**WHAT NEEDS TO BE DONE**
In the listing below, locate the lines bearing the word "ради". Copy every one of them.

Records from a data collection:
══════════════════════════════

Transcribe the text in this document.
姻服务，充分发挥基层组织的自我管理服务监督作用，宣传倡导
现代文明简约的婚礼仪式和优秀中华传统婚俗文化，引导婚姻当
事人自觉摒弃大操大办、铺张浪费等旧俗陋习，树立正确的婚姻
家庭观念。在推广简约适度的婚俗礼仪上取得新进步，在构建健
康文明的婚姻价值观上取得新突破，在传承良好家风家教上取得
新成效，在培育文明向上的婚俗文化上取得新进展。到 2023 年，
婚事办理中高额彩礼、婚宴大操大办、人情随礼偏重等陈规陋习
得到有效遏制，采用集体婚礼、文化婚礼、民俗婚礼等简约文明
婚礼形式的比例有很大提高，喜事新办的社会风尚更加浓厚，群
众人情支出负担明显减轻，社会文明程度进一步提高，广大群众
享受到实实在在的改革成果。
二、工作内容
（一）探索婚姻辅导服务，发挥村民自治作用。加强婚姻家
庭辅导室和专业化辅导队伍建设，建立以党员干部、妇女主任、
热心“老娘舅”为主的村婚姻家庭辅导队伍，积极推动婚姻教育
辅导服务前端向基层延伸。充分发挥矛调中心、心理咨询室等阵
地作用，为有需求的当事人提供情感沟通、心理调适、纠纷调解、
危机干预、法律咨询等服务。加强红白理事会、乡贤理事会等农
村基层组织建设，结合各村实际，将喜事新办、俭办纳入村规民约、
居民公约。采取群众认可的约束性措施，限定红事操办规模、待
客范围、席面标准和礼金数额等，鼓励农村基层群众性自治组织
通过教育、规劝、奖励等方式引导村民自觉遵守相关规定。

══════════════════════════════

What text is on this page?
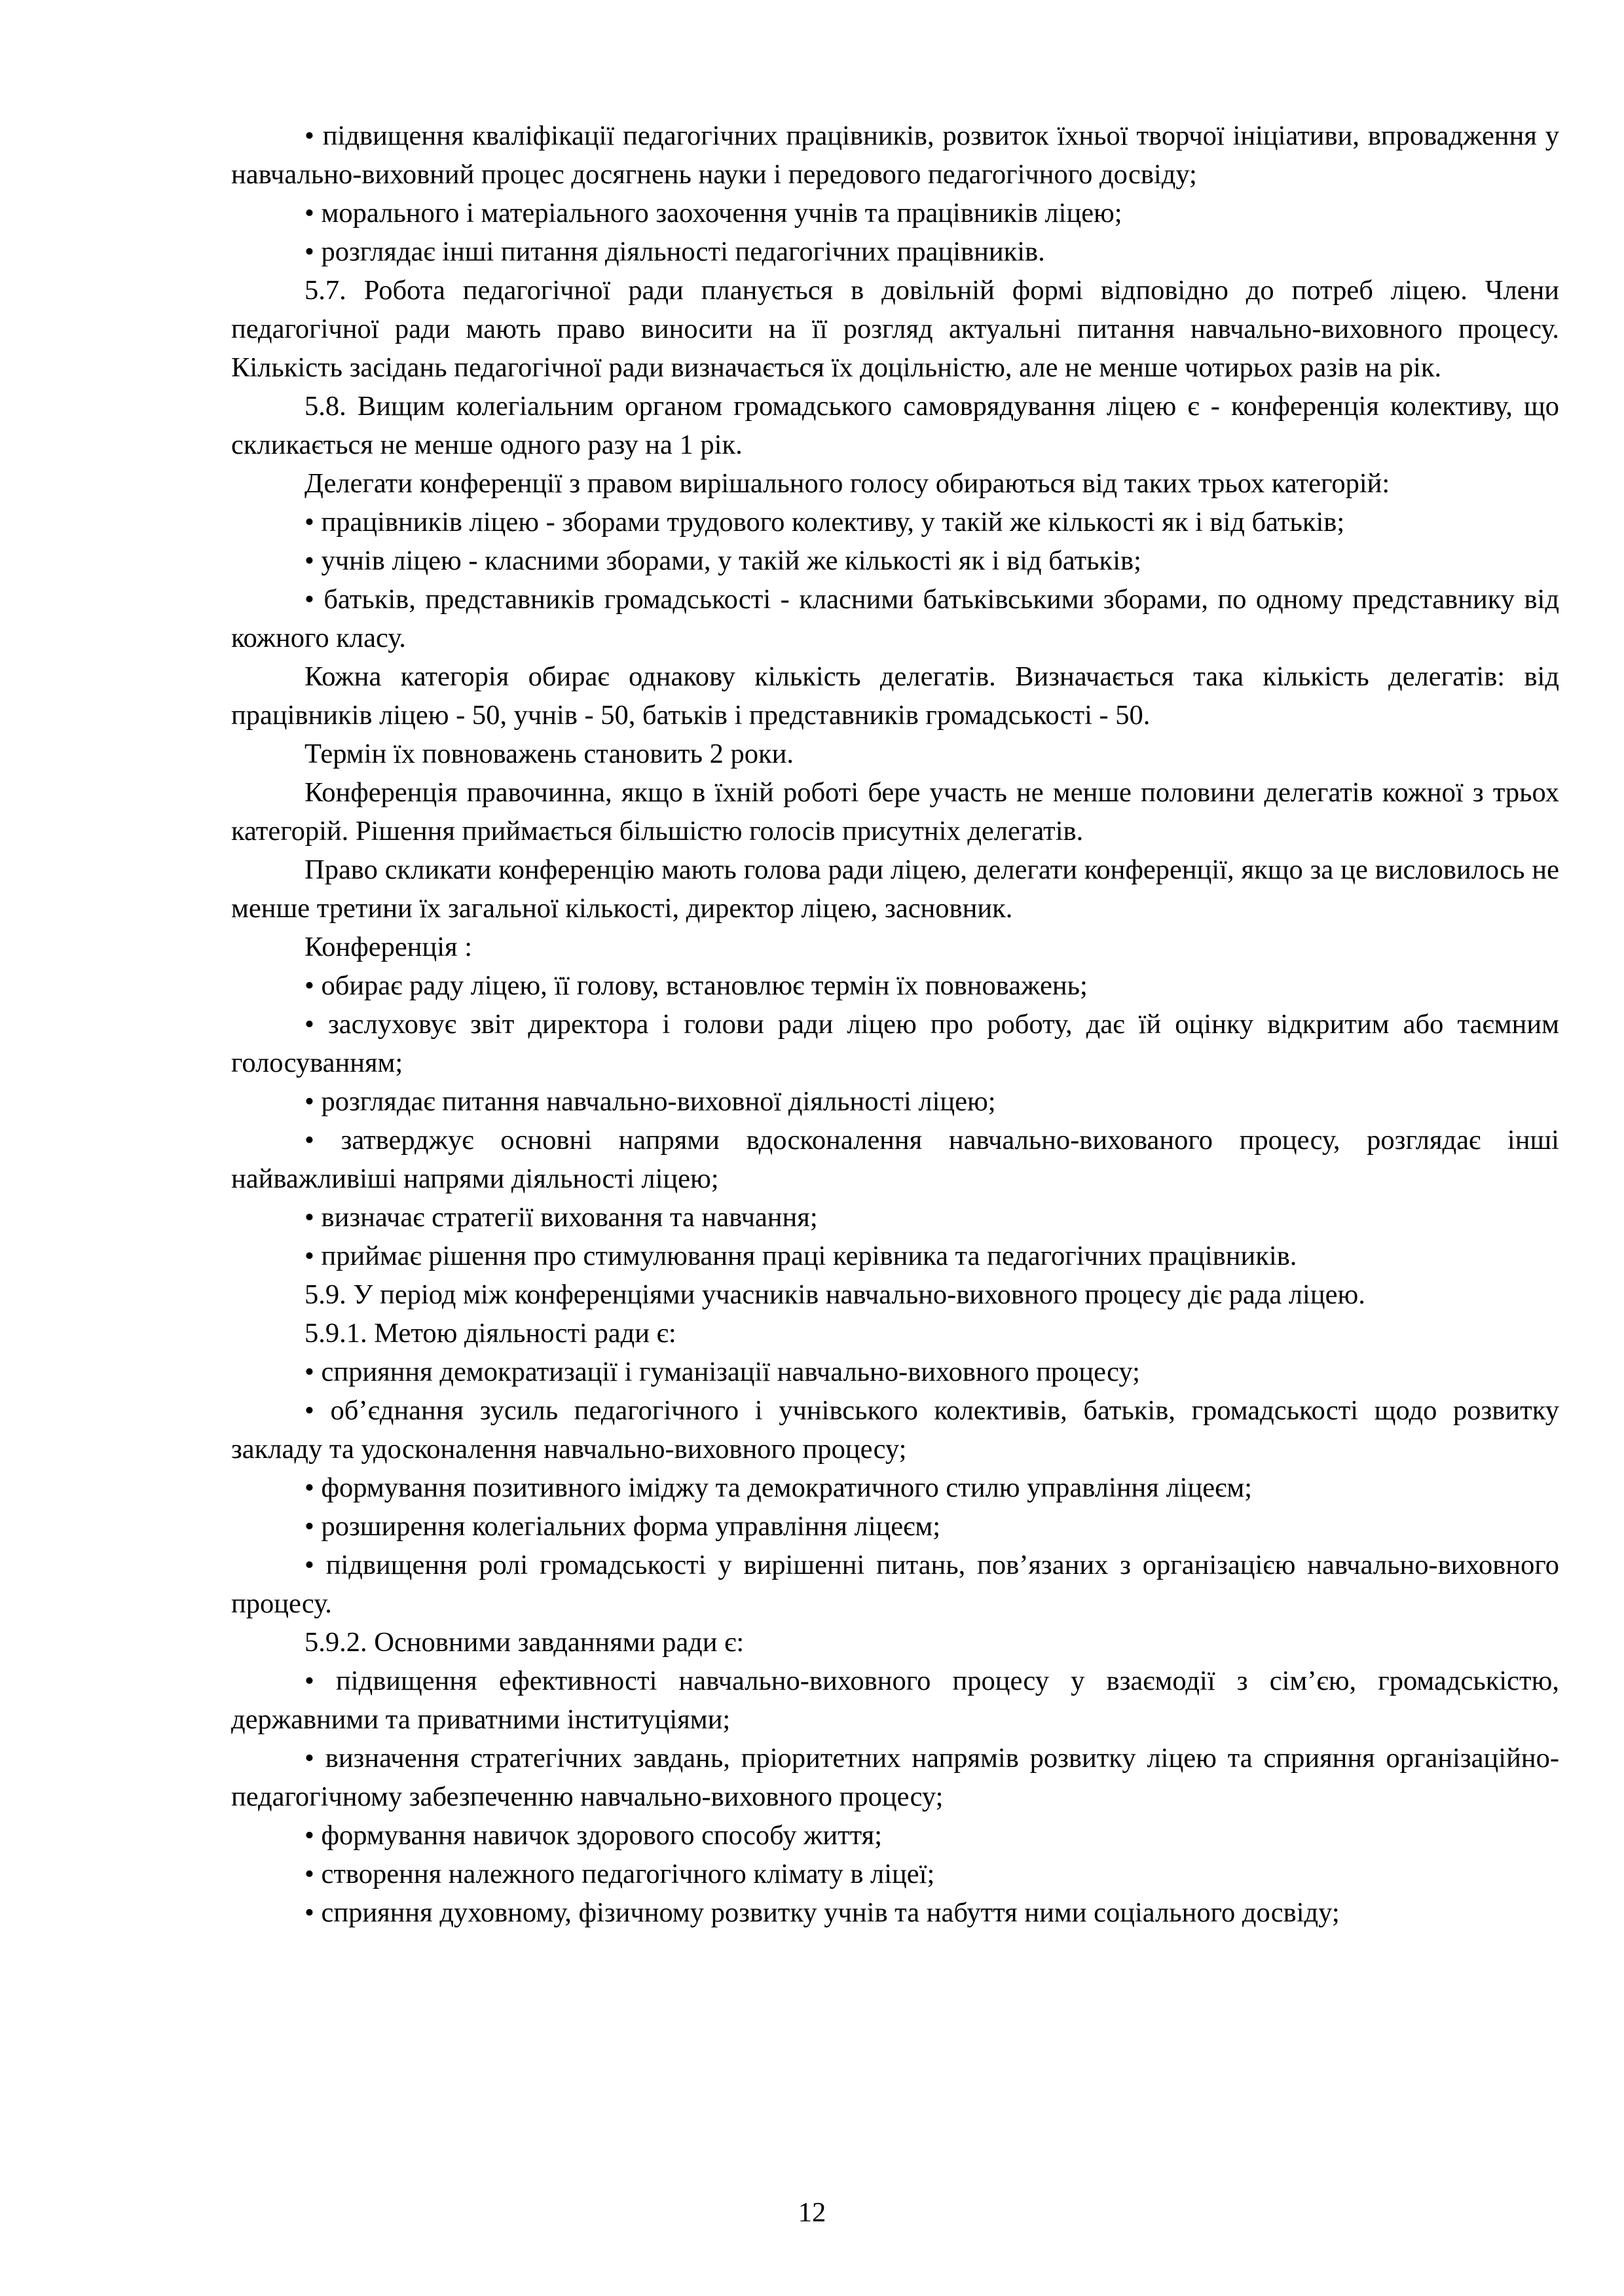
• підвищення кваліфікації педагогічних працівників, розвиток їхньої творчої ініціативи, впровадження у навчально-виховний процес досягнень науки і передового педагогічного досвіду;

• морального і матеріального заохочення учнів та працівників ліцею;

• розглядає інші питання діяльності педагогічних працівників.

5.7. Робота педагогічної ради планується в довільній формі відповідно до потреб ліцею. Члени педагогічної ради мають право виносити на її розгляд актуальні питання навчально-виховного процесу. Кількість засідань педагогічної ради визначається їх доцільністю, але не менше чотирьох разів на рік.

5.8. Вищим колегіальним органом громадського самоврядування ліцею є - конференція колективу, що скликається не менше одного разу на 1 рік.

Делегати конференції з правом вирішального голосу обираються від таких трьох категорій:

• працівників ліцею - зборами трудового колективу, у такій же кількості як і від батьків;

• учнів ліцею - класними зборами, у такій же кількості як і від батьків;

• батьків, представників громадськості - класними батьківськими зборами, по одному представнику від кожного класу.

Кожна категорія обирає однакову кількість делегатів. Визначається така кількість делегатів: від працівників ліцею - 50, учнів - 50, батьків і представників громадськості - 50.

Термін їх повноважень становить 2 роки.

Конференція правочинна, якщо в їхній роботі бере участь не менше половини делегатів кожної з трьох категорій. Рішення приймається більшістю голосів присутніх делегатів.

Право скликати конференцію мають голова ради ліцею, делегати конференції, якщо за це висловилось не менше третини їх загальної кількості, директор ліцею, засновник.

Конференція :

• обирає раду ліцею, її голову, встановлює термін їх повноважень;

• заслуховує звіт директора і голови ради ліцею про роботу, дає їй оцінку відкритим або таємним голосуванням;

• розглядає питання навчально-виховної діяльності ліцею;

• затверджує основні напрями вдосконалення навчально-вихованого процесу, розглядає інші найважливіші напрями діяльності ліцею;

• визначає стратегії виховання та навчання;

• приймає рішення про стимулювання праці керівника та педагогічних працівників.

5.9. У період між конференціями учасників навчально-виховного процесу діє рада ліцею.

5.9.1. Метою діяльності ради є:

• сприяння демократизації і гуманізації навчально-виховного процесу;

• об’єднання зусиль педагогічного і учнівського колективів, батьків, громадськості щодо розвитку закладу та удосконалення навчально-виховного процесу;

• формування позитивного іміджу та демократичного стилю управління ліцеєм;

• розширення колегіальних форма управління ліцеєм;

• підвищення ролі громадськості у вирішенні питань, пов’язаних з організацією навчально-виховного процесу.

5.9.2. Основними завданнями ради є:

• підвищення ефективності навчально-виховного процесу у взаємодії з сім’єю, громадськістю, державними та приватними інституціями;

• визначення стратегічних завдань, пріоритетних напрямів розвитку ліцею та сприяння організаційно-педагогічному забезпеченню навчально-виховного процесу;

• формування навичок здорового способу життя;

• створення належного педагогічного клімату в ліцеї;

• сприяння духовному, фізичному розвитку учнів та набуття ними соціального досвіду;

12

══════════════════════════════

**EXERCISE OUTPUT**
5.7. Робота педагогічної ради планується в довільній формі відповідно до потреб ліцею. Члени педагогічної ради мають право виносити на її розгляд актуальні питання навчально-виховного процесу. Кількість засідань педагогічної ради визначається їх доцільністю, але не менше чотирьох разів на рік.
Право скликати конференцію мають голова ради ліцею, делегати конференції, якщо за це висловилось не менше третини їх загальної кількості, директор ліцею, засновник.
• заслуховує звіт директора і голови ради ліцею про роботу, дає їй оцінку відкритим або таємним голосуванням;
5.9.1. Метою діяльності ради є:
5.9.2. Основними завданнями ради є:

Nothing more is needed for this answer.